» Work to be completed:
Print the whole listing exactly.

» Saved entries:
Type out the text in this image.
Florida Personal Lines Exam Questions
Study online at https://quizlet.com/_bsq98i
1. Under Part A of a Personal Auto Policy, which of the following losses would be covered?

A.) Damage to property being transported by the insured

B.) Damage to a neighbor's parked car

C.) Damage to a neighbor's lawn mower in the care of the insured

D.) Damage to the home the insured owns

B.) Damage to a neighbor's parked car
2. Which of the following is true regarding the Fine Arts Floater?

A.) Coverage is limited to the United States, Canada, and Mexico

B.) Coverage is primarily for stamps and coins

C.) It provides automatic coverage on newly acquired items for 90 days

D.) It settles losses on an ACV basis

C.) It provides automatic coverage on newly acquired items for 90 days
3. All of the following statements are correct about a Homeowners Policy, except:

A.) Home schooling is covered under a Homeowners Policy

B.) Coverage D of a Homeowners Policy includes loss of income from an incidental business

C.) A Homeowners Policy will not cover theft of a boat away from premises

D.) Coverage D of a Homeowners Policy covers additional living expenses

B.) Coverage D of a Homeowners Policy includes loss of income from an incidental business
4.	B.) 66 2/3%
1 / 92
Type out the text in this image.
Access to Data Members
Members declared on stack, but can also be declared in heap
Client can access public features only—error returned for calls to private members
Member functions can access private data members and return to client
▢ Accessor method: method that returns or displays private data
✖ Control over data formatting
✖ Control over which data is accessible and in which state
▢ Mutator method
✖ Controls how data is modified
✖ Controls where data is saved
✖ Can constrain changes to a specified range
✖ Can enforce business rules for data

» Output for this exercise:
Type out the text in this image.
Florida Personal Lines Exam Questions
Study online at https://quizlet.com/_bsq98i
1. Under Part A of a Personal Auto Policy, which of the following losses would be covered?

A.) Damage to property being transported by the insured

B.) Damage to a neighbor's parked car

C.) Damage to a neighbor's lawn mower in the care of the insured

D.) Damage to the home the insured owns

B.) Damage to a neighbor's parked car
2. Which of the following is true regarding the Fine Arts Floater?

A.) Coverage is limited to the United States, Canada, and Mexico

B.) Coverage is primarily for stamps and coins

C.) It provides automatic coverage on newly acquired items for 90 days

D.) It settles losses on an ACV basis

C.) It provides automatic coverage on newly acquired items for 90 days
3. All of the following statements are correct about a Homeowners Policy, except:

A.) Home schooling is covered under a Homeowners Policy

B.) Coverage D of a Homeowners Policy includes loss of income from an incidental business

C.) A Homeowners Policy will not cover theft of a boat away from premises

D.) Coverage D of a Homeowners Policy covers additional living expenses

B.) Coverage D of a Homeowners Policy includes loss of income from an incidental business
4.	B.) 66 2/3%
1 / 92
Type out the text in this image.
Access to Data Members
Members declared on stack, but can also be declared in heap
Client can access public features only—error returned for calls to private members
Member functions can access private data members and return to client
▢ Accessor method: method that returns or displays private data
✖ Control over data formatting
✖ Control over which data is accessible and in which state
▢ Mutator method
✖ Controls how data is modified
✖ Controls where data is saved
✖ Can constrain changes to a specified range
✖ Can enforce business rules for data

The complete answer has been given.